What to produce: Every line holding the string "monoalphabetic" should be gathered.

Given records:
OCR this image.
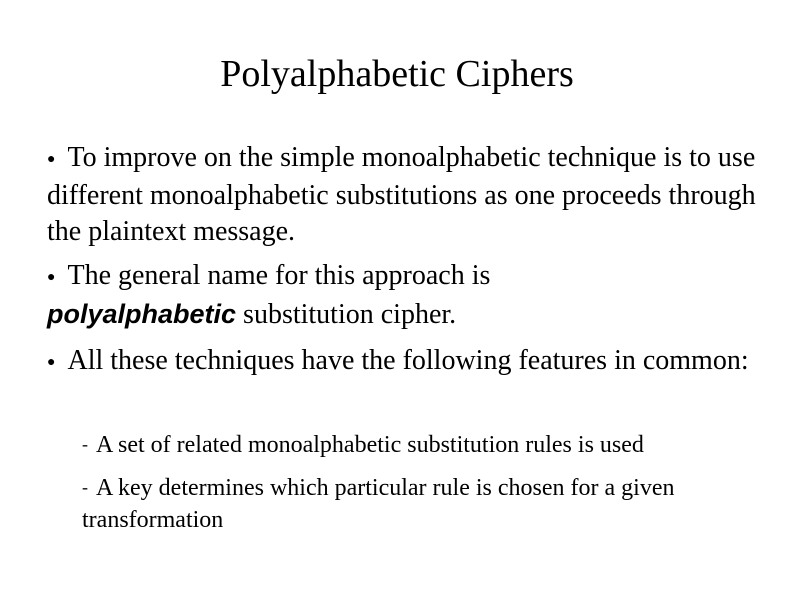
Polyalphabetic Ciphers

● To improve on the simple monoalphabetic technique is to use different monoalphabetic substitutions as one proceeds through the plaintext message.

● The general name for this approach is
polyalphabetic substitution cipher.

● All these techniques have the following features in common:

- A set of related monoalphabetic substitution rules is used

- A key determines which particular rule is chosen for a given transformation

Worked solution:
● To improve on the simple monoalphabetic technique is to use different monoalphabetic substitutions as one proceeds through the plaintext message.
- A set of related monoalphabetic substitution rules is used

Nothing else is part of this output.